__INSTRUCTION__: Put every line of the material below into a JSON list of strings, one string per line, and leave out any blank lines.

Annotated element entries:
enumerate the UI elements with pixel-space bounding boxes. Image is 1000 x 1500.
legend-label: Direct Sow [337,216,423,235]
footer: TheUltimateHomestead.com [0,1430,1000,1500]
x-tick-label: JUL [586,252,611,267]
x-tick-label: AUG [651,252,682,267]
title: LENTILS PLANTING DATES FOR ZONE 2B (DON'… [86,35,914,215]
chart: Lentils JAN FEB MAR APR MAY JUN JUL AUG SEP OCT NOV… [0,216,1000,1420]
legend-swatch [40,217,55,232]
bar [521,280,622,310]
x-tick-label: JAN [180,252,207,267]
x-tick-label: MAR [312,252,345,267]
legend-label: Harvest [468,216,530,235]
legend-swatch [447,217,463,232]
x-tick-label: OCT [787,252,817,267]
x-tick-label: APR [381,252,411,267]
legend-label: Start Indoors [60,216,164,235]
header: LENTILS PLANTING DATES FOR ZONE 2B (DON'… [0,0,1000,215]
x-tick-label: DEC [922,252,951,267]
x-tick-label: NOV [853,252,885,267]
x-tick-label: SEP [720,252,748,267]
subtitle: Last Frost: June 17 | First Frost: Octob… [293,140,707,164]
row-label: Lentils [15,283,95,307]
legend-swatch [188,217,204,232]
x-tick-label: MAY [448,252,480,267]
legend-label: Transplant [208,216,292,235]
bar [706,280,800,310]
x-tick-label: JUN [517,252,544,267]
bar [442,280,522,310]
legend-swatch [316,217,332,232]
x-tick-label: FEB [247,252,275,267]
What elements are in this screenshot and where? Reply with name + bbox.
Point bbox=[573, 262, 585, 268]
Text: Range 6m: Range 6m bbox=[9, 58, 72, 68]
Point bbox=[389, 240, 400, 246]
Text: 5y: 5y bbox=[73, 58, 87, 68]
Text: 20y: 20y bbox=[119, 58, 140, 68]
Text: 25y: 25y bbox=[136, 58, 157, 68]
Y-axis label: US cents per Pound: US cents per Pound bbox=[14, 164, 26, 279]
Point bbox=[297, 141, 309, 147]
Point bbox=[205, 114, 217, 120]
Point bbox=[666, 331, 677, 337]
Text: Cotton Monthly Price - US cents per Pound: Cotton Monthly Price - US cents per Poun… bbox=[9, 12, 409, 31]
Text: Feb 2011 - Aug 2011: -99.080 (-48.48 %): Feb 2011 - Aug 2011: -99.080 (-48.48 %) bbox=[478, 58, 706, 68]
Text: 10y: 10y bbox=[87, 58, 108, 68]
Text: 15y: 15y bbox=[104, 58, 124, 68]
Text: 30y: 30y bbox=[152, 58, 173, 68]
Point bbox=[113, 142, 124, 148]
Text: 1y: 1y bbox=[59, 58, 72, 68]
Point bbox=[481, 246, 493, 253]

__EXERCISE OUTPUT__:
[
  "enumerate the UI elements with pixel-space bounding boxes. Image is 1000 x 1500.",
  "legend-label: Direct Sow [337,216,423,235]",
  "footer: TheUltimateHomestead.com [0,1430,1000,1500]",
  "x-tick-label: JUL [586,252,611,267]",
  "x-tick-label: AUG [651,252,682,267]",
  "title: LENTILS PLANTING DATES FOR ZONE 2B (DON'… [86,35,914,215]",
  "chart: Lentils JAN FEB MAR APR MAY JUN JUL AUG SEP OCT NOV… [0,216,1000,1420]",
  "legend-swatch [40,217,55,232]",
  "bar [521,280,622,310]",
  "x-tick-label: JAN [180,252,207,267]",
  "x-tick-label: MAR [312,252,345,267]",
  "legend-label: Harvest [468,216,530,235]",
  "legend-swatch [447,217,463,232]",
  "x-tick-label: OCT [787,252,817,267]",
  "x-tick-label: APR [381,252,411,267]",
  "legend-label: Start Indoors [60,216,164,235]",
  "header: LENTILS PLANTING DATES FOR ZONE 2B (DON'… [0,0,1000,215]",
  "x-tick-label: DEC [922,252,951,267]",
  "x-tick-label: NOV [853,252,885,267]",
  "x-tick-label: SEP [720,252,748,267]",
  "subtitle: Last Frost: June 17 | First Frost: Octob… [293,140,707,164]",
  "row-label: Lentils [15,283,95,307]",
  "legend-swatch [188,217,204,232]",
  "x-tick-label: MAY [448,252,480,267]",
  "legend-label: Transplant [208,216,292,235]",
  "bar [706,280,800,310]",
  "x-tick-label: JUN [517,252,544,267]",
  "bar [442,280,522,310]",
  "legend-swatch [316,217,332,232]",
  "x-tick-label: FEB [247,252,275,267]",
  "What elements are in this screenshot and where? Reply with name + bbox.",
  "Point bbox=[573, 262, 585, 268]",
  "Text: Range 6m: Range 6m bbox=[9, 58, 72, 68]",
  "Point bbox=[389, 240, 400, 246]",
  "Text: 5y: 5y bbox=[73, 58, 87, 68]",
  "Text: 20y: 20y bbox=[119, 58, 140, 68]",
  "Text: 25y: 25y bbox=[136, 58, 157, 68]",
  "Y-axis label: US cents per Pound: US cents per Pound bbox=[14, 164, 26, 279]",
  "Point bbox=[297, 141, 309, 147]",
  "Point bbox=[205, 114, 217, 120]",
  "Point bbox=[666, 331, 677, 337]",
  "Text: Cotton Monthly Price - US cents per Pound: Cotton Monthly Price - US cents per Poun… bbox=[9, 12, 409, 31]",
  "Text: Feb 2011 - Aug 2011: -99.080 (-48.48 %): Feb 2011 - Aug 2011: -99.080 (-48.48 %) bbox=[478, 58, 706, 68]",
  "Text: 10y: 10y bbox=[87, 58, 108, 68]",
  "Text: 15y: 15y bbox=[104, 58, 124, 68]",
  "Text: 30y: 30y bbox=[152, 58, 173, 68]",
  "Point bbox=[113, 142, 124, 148]",
  "Text: 1y: 1y bbox=[59, 58, 72, 68]",
  "Point bbox=[481, 246, 493, 253]"
]